======== TASK INPUT

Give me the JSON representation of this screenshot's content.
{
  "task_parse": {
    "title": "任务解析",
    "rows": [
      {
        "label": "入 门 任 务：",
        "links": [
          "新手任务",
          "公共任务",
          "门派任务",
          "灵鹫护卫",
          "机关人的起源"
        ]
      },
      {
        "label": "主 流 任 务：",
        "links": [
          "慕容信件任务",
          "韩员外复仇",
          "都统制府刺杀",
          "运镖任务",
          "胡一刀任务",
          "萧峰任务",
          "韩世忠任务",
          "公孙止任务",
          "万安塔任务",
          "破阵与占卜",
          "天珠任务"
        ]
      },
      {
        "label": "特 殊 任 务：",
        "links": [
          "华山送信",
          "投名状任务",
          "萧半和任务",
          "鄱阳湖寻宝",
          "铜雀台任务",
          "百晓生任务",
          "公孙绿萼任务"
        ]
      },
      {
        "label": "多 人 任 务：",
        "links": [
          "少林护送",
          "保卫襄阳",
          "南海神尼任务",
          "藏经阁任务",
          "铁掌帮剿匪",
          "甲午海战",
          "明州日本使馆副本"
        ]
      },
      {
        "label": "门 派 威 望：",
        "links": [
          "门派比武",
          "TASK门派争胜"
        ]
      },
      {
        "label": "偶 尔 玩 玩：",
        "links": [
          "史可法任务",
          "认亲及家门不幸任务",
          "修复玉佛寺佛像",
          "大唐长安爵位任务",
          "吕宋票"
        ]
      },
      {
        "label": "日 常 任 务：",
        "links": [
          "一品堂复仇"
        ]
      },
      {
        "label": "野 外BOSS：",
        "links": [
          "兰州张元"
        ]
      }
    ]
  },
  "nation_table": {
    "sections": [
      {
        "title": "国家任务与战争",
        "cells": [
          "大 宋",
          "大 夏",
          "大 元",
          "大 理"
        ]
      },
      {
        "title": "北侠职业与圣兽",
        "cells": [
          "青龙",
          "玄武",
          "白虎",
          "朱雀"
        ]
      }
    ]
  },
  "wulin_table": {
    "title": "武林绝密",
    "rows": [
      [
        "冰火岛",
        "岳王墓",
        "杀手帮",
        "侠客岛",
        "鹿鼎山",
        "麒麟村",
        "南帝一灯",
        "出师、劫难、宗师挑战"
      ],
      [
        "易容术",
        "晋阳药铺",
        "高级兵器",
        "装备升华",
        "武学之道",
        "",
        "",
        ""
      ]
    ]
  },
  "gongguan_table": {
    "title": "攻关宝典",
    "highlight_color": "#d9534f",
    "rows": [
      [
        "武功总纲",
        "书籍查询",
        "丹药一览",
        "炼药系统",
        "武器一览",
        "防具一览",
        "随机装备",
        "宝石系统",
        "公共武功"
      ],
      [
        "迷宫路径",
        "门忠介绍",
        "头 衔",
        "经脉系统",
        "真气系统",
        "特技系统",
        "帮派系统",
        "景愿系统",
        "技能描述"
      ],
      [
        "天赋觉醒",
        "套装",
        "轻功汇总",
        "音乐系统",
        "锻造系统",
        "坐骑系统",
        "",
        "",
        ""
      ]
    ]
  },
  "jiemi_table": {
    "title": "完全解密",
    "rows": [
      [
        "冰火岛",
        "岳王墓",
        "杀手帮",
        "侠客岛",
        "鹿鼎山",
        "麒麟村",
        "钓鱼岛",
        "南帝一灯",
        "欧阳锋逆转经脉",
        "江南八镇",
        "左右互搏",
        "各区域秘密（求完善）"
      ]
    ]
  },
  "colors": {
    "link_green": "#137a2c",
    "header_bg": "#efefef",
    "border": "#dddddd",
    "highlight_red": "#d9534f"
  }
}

================

GIVEN PROBLEM: Look for the word "label" in every line of the listing and copy the lines that have it.

FINAL RESULT:
        "label": "入 门 任 务：",
        "label": "主 流 任 务：",
        "label": "特 殊 任 务：",
        "label": "多 人 任 务：",
        "label": "门 派 威 望：",
        "label": "偶 尔 玩 玩：",
        "label": "日 常 任 务：",
        "label": "野 外BOSS：",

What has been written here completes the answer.